___ Data provided ___
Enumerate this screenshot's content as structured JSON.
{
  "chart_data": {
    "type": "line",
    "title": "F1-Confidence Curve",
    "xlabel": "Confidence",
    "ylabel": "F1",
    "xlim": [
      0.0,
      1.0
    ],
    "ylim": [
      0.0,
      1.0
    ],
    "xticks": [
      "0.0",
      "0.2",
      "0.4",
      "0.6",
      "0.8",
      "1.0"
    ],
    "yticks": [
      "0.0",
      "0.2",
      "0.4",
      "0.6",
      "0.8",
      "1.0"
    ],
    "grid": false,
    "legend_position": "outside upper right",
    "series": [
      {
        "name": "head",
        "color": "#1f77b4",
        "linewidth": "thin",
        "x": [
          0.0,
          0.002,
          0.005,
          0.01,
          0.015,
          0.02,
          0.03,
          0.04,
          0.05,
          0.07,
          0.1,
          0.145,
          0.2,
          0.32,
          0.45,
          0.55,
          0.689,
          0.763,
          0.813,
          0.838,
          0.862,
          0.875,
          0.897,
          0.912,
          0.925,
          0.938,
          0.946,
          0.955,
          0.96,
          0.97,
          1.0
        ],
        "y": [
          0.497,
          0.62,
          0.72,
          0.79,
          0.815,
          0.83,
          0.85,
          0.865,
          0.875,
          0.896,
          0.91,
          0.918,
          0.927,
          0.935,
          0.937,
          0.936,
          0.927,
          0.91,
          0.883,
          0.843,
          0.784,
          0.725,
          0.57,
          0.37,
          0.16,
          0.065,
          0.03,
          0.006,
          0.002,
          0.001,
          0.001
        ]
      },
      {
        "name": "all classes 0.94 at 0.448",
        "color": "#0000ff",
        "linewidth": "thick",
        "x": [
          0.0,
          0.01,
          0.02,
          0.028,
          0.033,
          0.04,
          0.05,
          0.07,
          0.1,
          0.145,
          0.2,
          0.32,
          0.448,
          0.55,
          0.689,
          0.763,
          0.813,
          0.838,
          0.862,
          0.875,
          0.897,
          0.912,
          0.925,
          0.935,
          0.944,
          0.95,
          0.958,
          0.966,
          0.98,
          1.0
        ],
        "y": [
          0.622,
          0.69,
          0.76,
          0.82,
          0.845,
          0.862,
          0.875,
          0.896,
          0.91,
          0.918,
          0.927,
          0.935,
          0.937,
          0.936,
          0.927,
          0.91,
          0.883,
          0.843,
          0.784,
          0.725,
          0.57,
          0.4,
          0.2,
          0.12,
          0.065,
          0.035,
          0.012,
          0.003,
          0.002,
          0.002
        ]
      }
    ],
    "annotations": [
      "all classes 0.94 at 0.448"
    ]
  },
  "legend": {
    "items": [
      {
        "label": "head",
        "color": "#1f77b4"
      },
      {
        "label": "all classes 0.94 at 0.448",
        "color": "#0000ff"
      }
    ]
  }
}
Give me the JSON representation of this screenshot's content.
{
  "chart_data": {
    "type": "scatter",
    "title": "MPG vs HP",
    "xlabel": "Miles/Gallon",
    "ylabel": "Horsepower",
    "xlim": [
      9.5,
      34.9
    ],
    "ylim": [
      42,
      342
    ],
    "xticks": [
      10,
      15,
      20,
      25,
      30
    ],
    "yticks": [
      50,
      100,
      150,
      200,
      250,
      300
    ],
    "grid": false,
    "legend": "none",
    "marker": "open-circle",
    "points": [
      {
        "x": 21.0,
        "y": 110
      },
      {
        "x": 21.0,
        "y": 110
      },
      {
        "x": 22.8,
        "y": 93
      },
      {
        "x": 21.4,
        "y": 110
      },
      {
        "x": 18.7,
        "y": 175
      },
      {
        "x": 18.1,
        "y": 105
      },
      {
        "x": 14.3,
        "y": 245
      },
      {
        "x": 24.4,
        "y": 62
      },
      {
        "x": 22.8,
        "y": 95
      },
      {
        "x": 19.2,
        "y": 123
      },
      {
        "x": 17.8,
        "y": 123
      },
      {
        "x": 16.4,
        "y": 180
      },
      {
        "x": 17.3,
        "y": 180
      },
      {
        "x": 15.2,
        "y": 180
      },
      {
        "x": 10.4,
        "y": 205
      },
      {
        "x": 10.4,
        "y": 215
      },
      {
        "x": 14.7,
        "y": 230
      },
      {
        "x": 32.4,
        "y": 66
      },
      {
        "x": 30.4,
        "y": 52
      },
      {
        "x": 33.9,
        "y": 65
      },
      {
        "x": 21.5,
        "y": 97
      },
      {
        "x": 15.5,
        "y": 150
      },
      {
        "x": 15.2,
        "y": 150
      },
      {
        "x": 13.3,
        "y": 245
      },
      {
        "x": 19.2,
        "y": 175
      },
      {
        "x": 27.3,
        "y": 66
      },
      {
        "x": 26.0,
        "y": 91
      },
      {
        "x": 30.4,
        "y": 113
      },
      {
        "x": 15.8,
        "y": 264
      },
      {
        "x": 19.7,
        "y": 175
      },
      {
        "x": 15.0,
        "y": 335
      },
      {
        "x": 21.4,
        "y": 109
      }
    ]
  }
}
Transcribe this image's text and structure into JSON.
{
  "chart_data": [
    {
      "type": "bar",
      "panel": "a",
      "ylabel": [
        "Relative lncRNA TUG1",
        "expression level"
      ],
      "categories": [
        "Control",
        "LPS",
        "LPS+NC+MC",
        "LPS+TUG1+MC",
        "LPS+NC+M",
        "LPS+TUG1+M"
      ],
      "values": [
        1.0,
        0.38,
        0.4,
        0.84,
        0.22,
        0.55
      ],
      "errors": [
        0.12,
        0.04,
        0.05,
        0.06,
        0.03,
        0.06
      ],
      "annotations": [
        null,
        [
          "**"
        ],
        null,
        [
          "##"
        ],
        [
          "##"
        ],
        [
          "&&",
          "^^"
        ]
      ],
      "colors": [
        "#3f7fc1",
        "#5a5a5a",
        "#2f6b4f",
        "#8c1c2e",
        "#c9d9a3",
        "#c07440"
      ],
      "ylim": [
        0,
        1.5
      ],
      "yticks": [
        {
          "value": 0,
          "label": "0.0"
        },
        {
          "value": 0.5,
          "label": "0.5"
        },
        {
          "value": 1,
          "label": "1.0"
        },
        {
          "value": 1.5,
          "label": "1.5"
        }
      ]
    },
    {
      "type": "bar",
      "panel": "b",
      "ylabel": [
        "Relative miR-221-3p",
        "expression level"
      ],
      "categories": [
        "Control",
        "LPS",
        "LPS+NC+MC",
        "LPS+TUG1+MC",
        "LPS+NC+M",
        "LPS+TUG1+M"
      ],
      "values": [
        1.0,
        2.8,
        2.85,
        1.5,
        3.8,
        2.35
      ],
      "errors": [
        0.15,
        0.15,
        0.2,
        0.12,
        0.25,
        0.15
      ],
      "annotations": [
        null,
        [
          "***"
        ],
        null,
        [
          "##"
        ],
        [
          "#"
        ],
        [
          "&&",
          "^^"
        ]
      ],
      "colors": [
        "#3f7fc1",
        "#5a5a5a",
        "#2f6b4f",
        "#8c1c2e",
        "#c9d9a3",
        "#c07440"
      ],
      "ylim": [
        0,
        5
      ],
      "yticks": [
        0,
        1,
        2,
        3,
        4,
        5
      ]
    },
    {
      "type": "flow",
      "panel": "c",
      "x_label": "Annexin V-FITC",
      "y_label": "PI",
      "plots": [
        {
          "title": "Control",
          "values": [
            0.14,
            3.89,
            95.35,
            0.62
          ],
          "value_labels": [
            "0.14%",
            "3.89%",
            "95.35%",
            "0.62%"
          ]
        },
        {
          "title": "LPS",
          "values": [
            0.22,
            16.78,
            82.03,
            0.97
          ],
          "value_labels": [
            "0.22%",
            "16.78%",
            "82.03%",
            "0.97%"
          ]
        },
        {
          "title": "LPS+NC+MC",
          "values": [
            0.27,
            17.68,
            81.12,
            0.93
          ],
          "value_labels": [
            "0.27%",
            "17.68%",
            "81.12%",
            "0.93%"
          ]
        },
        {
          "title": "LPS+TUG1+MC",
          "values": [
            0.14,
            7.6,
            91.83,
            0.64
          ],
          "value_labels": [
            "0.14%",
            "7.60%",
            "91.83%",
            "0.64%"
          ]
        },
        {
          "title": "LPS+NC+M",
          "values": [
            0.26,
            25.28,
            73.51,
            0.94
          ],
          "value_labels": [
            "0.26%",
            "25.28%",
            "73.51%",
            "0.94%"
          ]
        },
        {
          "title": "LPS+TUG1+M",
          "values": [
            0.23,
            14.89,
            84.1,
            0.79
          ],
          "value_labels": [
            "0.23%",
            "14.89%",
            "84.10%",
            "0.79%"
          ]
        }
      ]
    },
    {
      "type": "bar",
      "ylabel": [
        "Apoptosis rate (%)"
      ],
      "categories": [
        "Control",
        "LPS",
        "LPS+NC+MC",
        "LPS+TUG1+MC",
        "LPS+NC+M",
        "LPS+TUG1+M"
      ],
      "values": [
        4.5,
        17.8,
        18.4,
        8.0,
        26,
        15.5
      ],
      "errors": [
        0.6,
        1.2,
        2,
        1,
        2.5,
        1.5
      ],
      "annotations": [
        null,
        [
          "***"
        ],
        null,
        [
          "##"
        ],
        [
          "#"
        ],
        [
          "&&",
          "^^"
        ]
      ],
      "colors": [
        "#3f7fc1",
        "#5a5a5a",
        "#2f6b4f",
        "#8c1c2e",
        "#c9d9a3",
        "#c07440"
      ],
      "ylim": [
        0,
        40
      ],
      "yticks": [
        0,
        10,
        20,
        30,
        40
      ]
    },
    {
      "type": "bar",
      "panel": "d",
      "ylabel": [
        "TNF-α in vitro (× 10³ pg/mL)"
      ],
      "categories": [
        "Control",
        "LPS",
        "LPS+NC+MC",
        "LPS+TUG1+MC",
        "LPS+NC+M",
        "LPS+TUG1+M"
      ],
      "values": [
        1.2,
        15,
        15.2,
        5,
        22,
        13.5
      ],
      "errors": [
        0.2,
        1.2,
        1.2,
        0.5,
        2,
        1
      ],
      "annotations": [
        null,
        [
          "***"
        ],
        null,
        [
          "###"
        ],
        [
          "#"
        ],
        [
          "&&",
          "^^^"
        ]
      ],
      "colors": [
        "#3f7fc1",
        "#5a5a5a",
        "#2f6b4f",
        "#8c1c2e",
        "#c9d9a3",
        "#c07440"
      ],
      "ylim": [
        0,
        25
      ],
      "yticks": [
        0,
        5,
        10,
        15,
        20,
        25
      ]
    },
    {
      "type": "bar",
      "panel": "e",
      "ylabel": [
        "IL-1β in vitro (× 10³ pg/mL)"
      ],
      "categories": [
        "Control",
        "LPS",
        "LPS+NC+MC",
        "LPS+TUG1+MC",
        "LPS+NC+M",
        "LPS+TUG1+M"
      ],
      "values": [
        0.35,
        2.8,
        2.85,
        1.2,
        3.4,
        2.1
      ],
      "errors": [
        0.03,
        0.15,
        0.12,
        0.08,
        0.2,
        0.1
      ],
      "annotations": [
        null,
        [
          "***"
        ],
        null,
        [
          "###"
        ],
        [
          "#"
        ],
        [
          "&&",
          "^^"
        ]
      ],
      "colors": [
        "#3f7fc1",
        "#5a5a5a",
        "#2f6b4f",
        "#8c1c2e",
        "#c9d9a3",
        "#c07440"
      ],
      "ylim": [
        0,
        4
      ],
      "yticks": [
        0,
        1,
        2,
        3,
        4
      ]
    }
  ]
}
___
**Requirement:**
Copy each line above where the string "name" occurs.

**Written response:**
        "name": "head",
        "name": "all classes 0.94 at 0.448",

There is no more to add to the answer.